--- Start of Records provided ---
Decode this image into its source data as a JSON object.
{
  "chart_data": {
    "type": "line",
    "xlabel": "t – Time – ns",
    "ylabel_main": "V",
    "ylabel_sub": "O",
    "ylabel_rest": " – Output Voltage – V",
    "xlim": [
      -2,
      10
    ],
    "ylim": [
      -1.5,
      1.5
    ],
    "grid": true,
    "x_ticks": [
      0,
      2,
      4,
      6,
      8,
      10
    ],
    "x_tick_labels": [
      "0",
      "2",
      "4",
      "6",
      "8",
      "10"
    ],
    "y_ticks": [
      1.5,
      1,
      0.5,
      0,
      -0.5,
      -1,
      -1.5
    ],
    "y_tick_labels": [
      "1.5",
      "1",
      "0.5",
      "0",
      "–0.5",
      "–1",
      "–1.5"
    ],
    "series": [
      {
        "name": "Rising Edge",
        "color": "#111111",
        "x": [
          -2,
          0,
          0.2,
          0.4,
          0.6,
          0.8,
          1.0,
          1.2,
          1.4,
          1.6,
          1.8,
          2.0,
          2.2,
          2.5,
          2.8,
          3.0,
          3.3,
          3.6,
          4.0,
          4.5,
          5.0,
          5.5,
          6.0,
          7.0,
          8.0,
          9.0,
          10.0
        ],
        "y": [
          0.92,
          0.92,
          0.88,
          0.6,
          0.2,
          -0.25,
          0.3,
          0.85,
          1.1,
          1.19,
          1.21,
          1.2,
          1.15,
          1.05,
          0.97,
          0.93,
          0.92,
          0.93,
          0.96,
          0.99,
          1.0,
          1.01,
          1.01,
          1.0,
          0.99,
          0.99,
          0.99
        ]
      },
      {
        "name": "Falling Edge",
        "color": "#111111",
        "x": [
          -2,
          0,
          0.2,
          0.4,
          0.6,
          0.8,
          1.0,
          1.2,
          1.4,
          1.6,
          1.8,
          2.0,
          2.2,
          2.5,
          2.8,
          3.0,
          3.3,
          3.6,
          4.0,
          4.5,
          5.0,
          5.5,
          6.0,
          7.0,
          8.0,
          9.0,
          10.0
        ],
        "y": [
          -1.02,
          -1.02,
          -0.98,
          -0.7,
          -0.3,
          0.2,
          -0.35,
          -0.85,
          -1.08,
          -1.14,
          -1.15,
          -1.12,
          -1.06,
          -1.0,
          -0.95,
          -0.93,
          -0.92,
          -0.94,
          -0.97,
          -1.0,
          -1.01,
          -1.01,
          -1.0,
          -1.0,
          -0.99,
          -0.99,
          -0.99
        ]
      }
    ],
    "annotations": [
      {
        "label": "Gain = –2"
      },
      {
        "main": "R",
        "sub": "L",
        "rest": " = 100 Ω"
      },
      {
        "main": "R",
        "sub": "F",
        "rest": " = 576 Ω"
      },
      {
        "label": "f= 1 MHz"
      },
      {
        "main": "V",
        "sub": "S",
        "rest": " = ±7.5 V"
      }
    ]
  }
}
--- End of Records provided ---
Given request: Output the entries verbatim.

Correct answer:
Decode this image into its source data as a JSON object.
{
  "chart_data": {
    "type": "line",
    "xlabel": "t – Time – ns",
    "ylabel_main": "V",
    "ylabel_sub": "O",
    "ylabel_rest": " – Output Voltage – V",
    "xlim": [
      -2,
      10
    ],
    "ylim": [
      -1.5,
      1.5
    ],
    "grid": true,
    "x_ticks": [
      0,
      2,
      4,
      6,
      8,
      10
    ],
    "x_tick_labels": [
      "0",
      "2",
      "4",
      "6",
      "8",
      "10"
    ],
    "y_ticks": [
      1.5,
      1,
      0.5,
      0,
      -0.5,
      -1,
      -1.5
    ],
    "y_tick_labels": [
      "1.5",
      "1",
      "0.5",
      "0",
      "–0.5",
      "–1",
      "–1.5"
    ],
    "series": [
      {
        "name": "Rising Edge",
        "color": "#111111",
        "x": [
          -2,
          0,
          0.2,
          0.4,
          0.6,
          0.8,
          1.0,
          1.2,
          1.4,
          1.6,
          1.8,
          2.0,
          2.2,
          2.5,
          2.8,
          3.0,
          3.3,
          3.6,
          4.0,
          4.5,
          5.0,
          5.5,
          6.0,
          7.0,
          8.0,
          9.0,
          10.0
        ],
        "y": [
          0.92,
          0.92,
          0.88,
          0.6,
          0.2,
          -0.25,
          0.3,
          0.85,
          1.1,
          1.19,
          1.21,
          1.2,
          1.15,
          1.05,
          0.97,
          0.93,
          0.92,
          0.93,
          0.96,
          0.99,
          1.0,
          1.01,
          1.01,
          1.0,
          0.99,
          0.99,
          0.99
        ]
      },
      {
        "name": "Falling Edge",
        "color": "#111111",
        "x": [
          -2,
          0,
          0.2,
          0.4,
          0.6,
          0.8,
          1.0,
          1.2,
          1.4,
          1.6,
          1.8,
          2.0,
          2.2,
          2.5,
          2.8,
          3.0,
          3.3,
          3.6,
          4.0,
          4.5,
          5.0,
          5.5,
          6.0,
          7.0,
          8.0,
          9.0,
          10.0
        ],
        "y": [
          -1.02,
          -1.02,
          -0.98,
          -0.7,
          -0.3,
          0.2,
          -0.35,
          -0.85,
          -1.08,
          -1.14,
          -1.15,
          -1.12,
          -1.06,
          -1.0,
          -0.95,
          -0.93,
          -0.92,
          -0.94,
          -0.97,
          -1.0,
          -1.01,
          -1.01,
          -1.0,
          -1.0,
          -0.99,
          -0.99,
          -0.99
        ]
      }
    ],
    "annotations": [
      {
        "label": "Gain = –2"
      },
      {
        "main": "R",
        "sub": "L",
        "rest": " = 100 Ω"
      },
      {
        "main": "R",
        "sub": "F",
        "rest": " = 576 Ω"
      },
      {
        "label": "f= 1 MHz"
      },
      {
        "main": "V",
        "sub": "S",
        "rest": " = ±7.5 V"
      }
    ]
  }
}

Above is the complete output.